GIVEN PROBLEM = Reproduce the records below in full and word for word, excluding pictures.

EXCERPTED RECORDS =

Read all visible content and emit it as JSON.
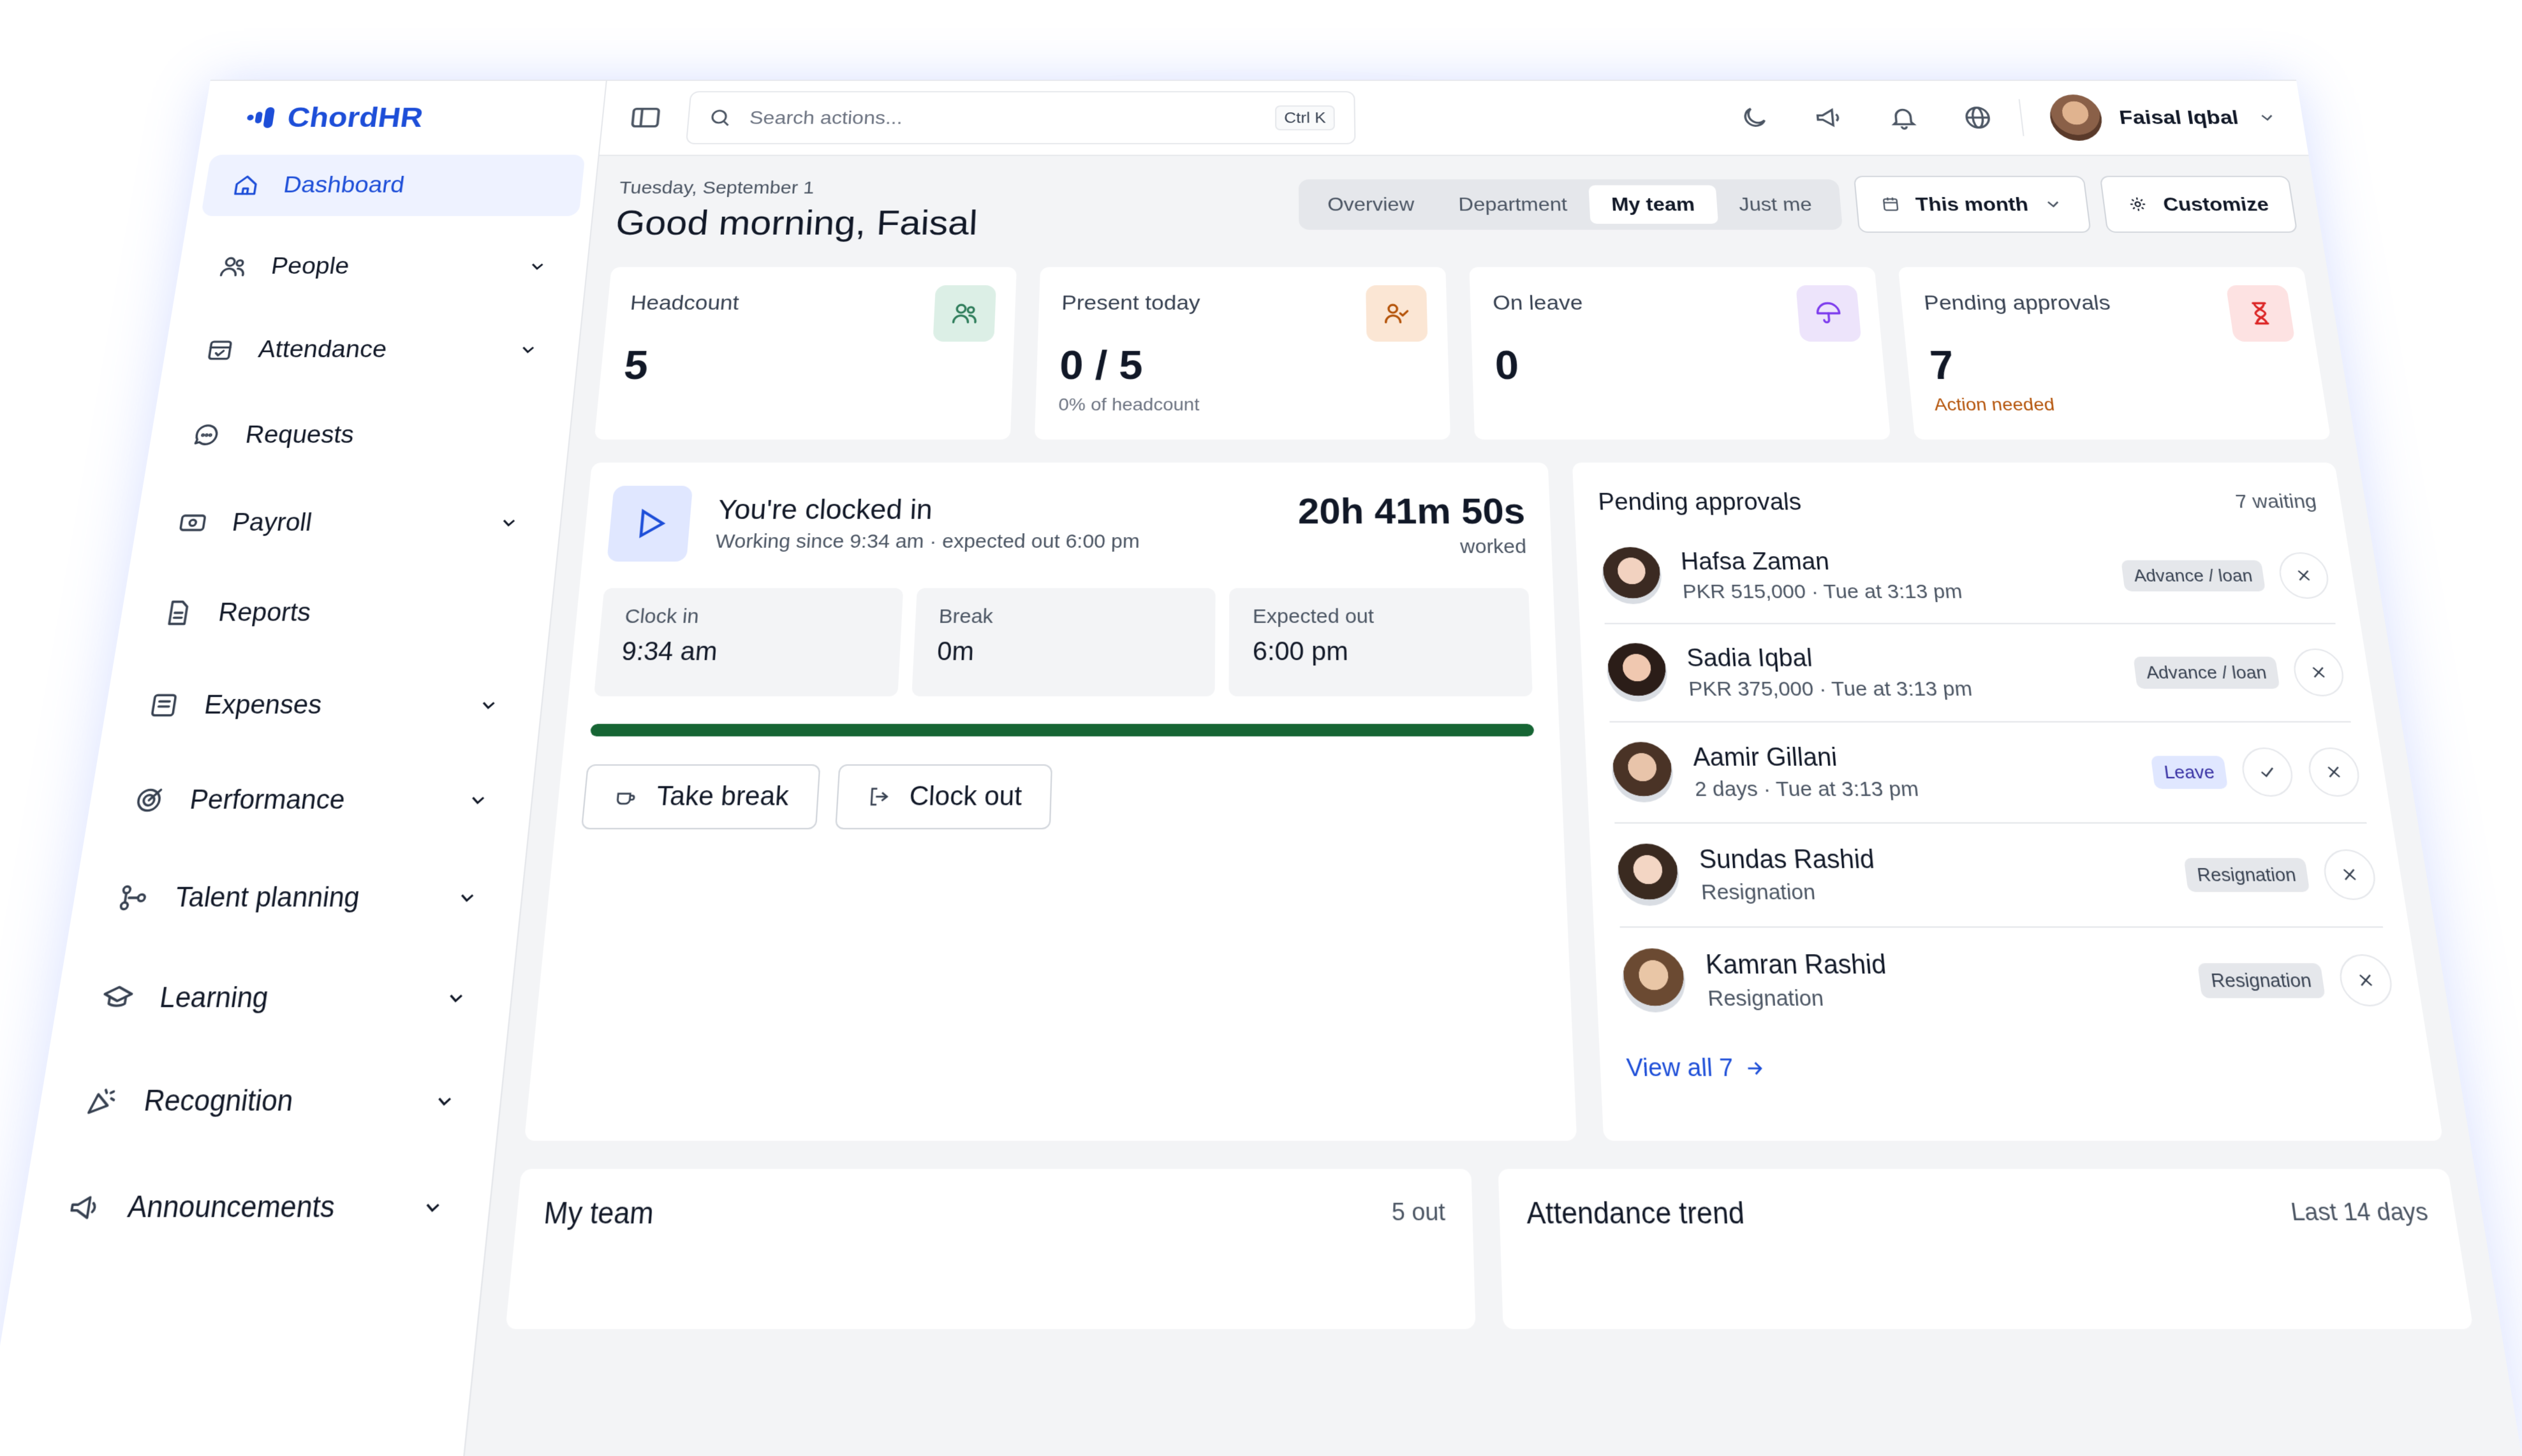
{
  "app": {
    "brand": "ChordHR"
  },
  "sidebar": {
    "items": [
      {
        "label": "Dashboard",
        "icon": "home-icon",
        "active": true,
        "expandable": false
      },
      {
        "label": "People",
        "icon": "users-icon",
        "expandable": true
      },
      {
        "label": "Attendance",
        "icon": "calendar-check-icon",
        "expandable": true
      },
      {
        "label": "Requests",
        "icon": "message-icon",
        "expandable": false
      },
      {
        "label": "Payroll",
        "icon": "money-icon",
        "expandable": true
      },
      {
        "label": "Reports",
        "icon": "file-icon",
        "expandable": false
      },
      {
        "label": "Expenses",
        "icon": "receipt-icon",
        "expandable": true
      },
      {
        "label": "Performance",
        "icon": "target-icon",
        "expandable": true
      },
      {
        "label": "Talent planning",
        "icon": "org-chart-icon",
        "expandable": true
      },
      {
        "label": "Learning",
        "icon": "graduation-cap-icon",
        "expandable": true
      },
      {
        "label": "Recognition",
        "icon": "party-popper-icon",
        "expandable": true
      },
      {
        "label": "Announcements",
        "icon": "megaphone-icon",
        "expandable": true
      }
    ]
  },
  "topbar": {
    "search_placeholder": "Search actions...",
    "search_shortcut": "Ctrl K",
    "user_name": "Faisal Iqbal"
  },
  "header": {
    "date": "Tuesday, September 1",
    "greeting": "Good morning, Faisal",
    "tabs": [
      "Overview",
      "Department",
      "My team",
      "Just me"
    ],
    "active_tab": "My team",
    "period": "This month",
    "customize": "Customize"
  },
  "stats_cards": [
    {
      "title": "Headcount",
      "value": "5",
      "sub": "",
      "icon": "users-icon",
      "icon_bg": "#dcefe6",
      "icon_color": "#2f7d5b"
    },
    {
      "title": "Present today",
      "value": "0 / 5",
      "sub": "0% of headcount",
      "icon": "user-check-icon",
      "icon_bg": "#fbe6d4",
      "icon_color": "#b45309"
    },
    {
      "title": "On leave",
      "value": "0",
      "sub": "",
      "icon": "umbrella-icon",
      "icon_bg": "#ede4fb",
      "icon_color": "#7c3aed"
    },
    {
      "title": "Pending approvals",
      "value": "7",
      "sub": "Action needed",
      "icon": "hourglass-icon",
      "icon_bg": "#fde2e2",
      "icon_color": "#dc2626"
    }
  ],
  "clock": {
    "title": "You're clocked in",
    "subtitle": "Working since 9:34 am · expected out 6:00 pm",
    "timer": "20h 41m 50s",
    "timer_label": "worked",
    "stats": [
      {
        "label": "Clock in",
        "value": "9:34 am"
      },
      {
        "label": "Break",
        "value": "0m"
      },
      {
        "label": "Expected out",
        "value": "6:00 pm"
      }
    ],
    "progress": 1.0,
    "progress_color": "#166534",
    "take_break": "Take break",
    "clock_out": "Clock out"
  },
  "approvals": {
    "title": "Pending approvals",
    "count": "7 waiting",
    "items": [
      {
        "name": "Hafsa Zaman",
        "sub": "PKR 515,000 · Tue at 3:13 pm",
        "badge": "Advance / loan",
        "approve": false
      },
      {
        "name": "Sadia Iqbal",
        "sub": "PKR 375,000 · Tue at 3:13 pm",
        "badge": "Advance / loan",
        "approve": false
      },
      {
        "name": "Aamir Gillani",
        "sub": "2 days · Tue at 3:13 pm",
        "badge": "Leave",
        "approve": true
      },
      {
        "name": "Sundas Rashid",
        "sub": "Resignation",
        "badge": "Resignation",
        "approve": false
      },
      {
        "name": "Kamran Rashid",
        "sub": "Resignation",
        "badge": "Resignation",
        "approve": false
      }
    ],
    "view_all": "View all 7"
  },
  "bottom": {
    "team_title": "My team",
    "team_meta": "5 out",
    "trend_title": "Attendance trend",
    "trend_meta": "Last 14 days"
  },
  "colors": {
    "accent": "#1d4ed8",
    "active_nav_bg": "#eef2ff"
  }
}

FINAL RESULT =
Read all visible content and emit it as JSON.
{
  "app": {
    "brand": "ChordHR"
  },
  "sidebar": {
    "items": [
      {
        "label": "Dashboard",
        "icon": "home-icon",
        "active": true,
        "expandable": false
      },
      {
        "label": "People",
        "icon": "users-icon",
        "expandable": true
      },
      {
        "label": "Attendance",
        "icon": "calendar-check-icon",
        "expandable": true
      },
      {
        "label": "Requests",
        "icon": "message-icon",
        "expandable": false
      },
      {
        "label": "Payroll",
        "icon": "money-icon",
        "expandable": true
      },
      {
        "label": "Reports",
        "icon": "file-icon",
        "expandable": false
      },
      {
        "label": "Expenses",
        "icon": "receipt-icon",
        "expandable": true
      },
      {
        "label": "Performance",
        "icon": "target-icon",
        "expandable": true
      },
      {
        "label": "Talent planning",
        "icon": "org-chart-icon",
        "expandable": true
      },
      {
        "label": "Learning",
        "icon": "graduation-cap-icon",
        "expandable": true
      },
      {
        "label": "Recognition",
        "icon": "party-popper-icon",
        "expandable": true
      },
      {
        "label": "Announcements",
        "icon": "megaphone-icon",
        "expandable": true
      }
    ]
  },
  "topbar": {
    "search_placeholder": "Search actions...",
    "search_shortcut": "Ctrl K",
    "user_name": "Faisal Iqbal"
  },
  "header": {
    "date": "Tuesday, September 1",
    "greeting": "Good morning, Faisal",
    "tabs": [
      "Overview",
      "Department",
      "My team",
      "Just me"
    ],
    "active_tab": "My team",
    "period": "This month",
    "customize": "Customize"
  },
  "stats_cards": [
    {
      "title": "Headcount",
      "value": "5",
      "sub": "",
      "icon": "users-icon",
      "icon_bg": "#dcefe6",
      "icon_color": "#2f7d5b"
    },
    {
      "title": "Present today",
      "value": "0 / 5",
      "sub": "0% of headcount",
      "icon": "user-check-icon",
      "icon_bg": "#fbe6d4",
      "icon_color": "#b45309"
    },
    {
      "title": "On leave",
      "value": "0",
      "sub": "",
      "icon": "umbrella-icon",
      "icon_bg": "#ede4fb",
      "icon_color": "#7c3aed"
    },
    {
      "title": "Pending approvals",
      "value": "7",
      "sub": "Action needed",
      "icon": "hourglass-icon",
      "icon_bg": "#fde2e2",
      "icon_color": "#dc2626"
    }
  ],
  "clock": {
    "title": "You're clocked in",
    "subtitle": "Working since 9:34 am · expected out 6:00 pm",
    "timer": "20h 41m 50s",
    "timer_label": "worked",
    "stats": [
      {
        "label": "Clock in",
        "value": "9:34 am"
      },
      {
        "label": "Break",
        "value": "0m"
      },
      {
        "label": "Expected out",
        "value": "6:00 pm"
      }
    ],
    "progress": 1.0,
    "progress_color": "#166534",
    "take_break": "Take break",
    "clock_out": "Clock out"
  },
  "approvals": {
    "title": "Pending approvals",
    "count": "7 waiting",
    "items": [
      {
        "name": "Hafsa Zaman",
        "sub": "PKR 515,000 · Tue at 3:13 pm",
        "badge": "Advance / loan",
        "approve": false
      },
      {
        "name": "Sadia Iqbal",
        "sub": "PKR 375,000 · Tue at 3:13 pm",
        "badge": "Advance / loan",
        "approve": false
      },
      {
        "name": "Aamir Gillani",
        "sub": "2 days · Tue at 3:13 pm",
        "badge": "Leave",
        "approve": true
      },
      {
        "name": "Sundas Rashid",
        "sub": "Resignation",
        "badge": "Resignation",
        "approve": false
      },
      {
        "name": "Kamran Rashid",
        "sub": "Resignation",
        "badge": "Resignation",
        "approve": false
      }
    ],
    "view_all": "View all 7"
  },
  "bottom": {
    "team_title": "My team",
    "team_meta": "5 out",
    "trend_title": "Attendance trend",
    "trend_meta": "Last 14 days"
  },
  "colors": {
    "accent": "#1d4ed8",
    "active_nav_bg": "#eef2ff"
  }
}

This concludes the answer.